Pull each line holding the word "what" from the data.

Records shown:

»»

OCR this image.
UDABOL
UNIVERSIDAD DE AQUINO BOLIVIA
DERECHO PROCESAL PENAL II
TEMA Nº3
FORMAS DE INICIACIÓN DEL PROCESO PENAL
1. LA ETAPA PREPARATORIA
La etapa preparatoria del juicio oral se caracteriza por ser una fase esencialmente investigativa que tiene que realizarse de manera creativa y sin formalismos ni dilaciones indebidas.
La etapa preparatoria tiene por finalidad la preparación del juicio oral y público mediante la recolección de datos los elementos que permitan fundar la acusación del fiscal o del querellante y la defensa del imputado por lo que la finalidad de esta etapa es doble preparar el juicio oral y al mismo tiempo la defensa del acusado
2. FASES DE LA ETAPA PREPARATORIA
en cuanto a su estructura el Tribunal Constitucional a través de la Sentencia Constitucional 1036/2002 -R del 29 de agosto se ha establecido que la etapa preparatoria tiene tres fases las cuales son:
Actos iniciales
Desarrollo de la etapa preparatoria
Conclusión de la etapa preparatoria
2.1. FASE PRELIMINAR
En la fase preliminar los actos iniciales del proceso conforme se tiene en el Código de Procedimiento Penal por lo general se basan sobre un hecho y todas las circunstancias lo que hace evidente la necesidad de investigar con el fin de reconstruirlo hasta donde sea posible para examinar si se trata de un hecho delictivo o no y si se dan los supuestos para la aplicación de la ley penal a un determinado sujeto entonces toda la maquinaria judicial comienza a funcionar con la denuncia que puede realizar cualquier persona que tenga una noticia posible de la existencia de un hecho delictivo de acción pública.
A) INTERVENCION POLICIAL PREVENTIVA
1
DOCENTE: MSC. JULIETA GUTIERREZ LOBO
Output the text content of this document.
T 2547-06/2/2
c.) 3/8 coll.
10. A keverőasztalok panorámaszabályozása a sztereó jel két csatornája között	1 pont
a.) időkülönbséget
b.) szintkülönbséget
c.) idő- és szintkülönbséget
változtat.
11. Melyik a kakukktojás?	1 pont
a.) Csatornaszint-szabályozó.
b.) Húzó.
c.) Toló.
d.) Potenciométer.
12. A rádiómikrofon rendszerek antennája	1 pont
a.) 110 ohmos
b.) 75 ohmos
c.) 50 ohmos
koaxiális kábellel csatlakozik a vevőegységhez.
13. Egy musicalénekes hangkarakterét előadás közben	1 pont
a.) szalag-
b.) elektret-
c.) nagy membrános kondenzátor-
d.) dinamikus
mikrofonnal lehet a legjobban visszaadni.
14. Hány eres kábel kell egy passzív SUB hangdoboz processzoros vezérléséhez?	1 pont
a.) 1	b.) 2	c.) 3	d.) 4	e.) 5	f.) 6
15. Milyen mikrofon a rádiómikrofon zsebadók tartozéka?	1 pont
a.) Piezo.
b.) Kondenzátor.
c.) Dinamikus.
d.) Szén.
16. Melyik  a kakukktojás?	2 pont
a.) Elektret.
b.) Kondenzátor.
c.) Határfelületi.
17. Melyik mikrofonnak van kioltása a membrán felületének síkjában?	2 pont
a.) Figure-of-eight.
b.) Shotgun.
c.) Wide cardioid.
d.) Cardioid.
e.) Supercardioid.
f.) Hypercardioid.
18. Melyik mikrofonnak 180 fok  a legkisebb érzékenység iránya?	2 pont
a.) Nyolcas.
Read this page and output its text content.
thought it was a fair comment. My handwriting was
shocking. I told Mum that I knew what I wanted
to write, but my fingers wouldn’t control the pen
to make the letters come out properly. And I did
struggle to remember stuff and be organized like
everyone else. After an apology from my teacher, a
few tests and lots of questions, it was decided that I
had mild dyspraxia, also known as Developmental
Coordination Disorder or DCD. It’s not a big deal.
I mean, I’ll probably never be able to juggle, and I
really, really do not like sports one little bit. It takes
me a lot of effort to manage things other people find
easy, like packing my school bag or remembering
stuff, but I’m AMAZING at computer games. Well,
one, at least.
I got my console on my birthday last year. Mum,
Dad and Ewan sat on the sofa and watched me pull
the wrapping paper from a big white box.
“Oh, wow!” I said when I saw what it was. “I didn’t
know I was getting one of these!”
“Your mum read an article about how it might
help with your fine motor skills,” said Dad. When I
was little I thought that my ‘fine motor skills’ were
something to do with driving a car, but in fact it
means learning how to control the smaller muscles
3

««

Exercise result:
shocking. I told Mum that I knew what I wanted
“Oh, wow!” I said when I saw what it was. “I didn’t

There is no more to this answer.